Recorded data
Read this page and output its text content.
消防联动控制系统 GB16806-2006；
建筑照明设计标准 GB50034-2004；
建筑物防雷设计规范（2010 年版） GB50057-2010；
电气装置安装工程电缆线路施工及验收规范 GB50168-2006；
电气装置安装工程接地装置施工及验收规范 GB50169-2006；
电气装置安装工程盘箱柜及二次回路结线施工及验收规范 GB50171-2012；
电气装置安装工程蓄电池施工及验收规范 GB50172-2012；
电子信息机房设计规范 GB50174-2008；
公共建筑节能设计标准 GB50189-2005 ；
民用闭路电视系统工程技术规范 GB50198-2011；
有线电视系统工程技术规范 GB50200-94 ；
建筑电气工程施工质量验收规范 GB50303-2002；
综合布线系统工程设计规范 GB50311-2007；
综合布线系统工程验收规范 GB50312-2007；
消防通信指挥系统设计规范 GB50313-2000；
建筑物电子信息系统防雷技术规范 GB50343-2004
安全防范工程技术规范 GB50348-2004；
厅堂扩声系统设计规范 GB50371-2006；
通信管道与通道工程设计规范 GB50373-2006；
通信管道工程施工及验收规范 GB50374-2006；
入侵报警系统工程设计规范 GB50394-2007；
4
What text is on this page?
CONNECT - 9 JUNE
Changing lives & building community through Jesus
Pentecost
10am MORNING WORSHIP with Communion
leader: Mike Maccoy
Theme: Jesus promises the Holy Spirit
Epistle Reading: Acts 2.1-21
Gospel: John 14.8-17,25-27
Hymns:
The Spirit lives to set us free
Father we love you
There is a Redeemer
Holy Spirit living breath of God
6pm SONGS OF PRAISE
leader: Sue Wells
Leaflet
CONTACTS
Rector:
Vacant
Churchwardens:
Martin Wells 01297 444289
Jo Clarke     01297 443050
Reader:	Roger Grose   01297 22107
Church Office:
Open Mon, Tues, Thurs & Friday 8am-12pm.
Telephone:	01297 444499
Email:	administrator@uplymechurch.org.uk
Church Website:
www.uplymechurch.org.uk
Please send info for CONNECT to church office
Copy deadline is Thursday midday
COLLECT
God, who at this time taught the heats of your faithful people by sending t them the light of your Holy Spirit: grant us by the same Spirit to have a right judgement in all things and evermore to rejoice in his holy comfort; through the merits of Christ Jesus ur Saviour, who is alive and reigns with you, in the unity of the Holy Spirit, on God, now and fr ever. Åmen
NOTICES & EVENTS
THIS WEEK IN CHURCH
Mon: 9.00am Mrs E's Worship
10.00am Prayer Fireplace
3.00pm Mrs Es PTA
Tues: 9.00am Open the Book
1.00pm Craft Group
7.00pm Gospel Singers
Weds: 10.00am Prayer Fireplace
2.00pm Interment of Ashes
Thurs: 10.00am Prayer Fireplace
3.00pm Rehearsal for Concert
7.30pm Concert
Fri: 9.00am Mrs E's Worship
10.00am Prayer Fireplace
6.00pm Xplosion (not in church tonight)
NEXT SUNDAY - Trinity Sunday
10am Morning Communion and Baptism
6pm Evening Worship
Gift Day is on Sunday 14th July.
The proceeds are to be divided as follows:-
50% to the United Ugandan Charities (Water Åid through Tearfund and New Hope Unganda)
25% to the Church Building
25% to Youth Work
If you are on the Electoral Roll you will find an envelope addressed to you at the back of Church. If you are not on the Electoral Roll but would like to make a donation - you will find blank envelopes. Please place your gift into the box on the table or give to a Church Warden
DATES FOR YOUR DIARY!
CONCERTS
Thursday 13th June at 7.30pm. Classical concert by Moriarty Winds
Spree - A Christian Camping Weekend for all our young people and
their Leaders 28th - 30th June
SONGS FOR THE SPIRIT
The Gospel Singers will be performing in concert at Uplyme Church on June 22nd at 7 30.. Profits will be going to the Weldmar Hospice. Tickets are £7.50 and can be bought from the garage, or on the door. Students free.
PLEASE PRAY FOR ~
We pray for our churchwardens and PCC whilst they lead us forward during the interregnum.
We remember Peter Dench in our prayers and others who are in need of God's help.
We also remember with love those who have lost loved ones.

**Exercise details**
Collect every line from the records above that contains the word "will".

**Result of this exercise**
If you are on the Electoral Roll you will find an envelope addressed to you at the back of Church. If you are not on the Electoral Roll but would like to make a donation - you will find blank envelopes. Please place your gift into the box on the table or give to a Church Warden
The Gospel Singers will be performing in concert at Uplyme Church on June 22nd at 7 30.. Profits will be going to the Weldmar Hospice. Tickets are £7.50 and can be bought from the garage, or on the door. Students free.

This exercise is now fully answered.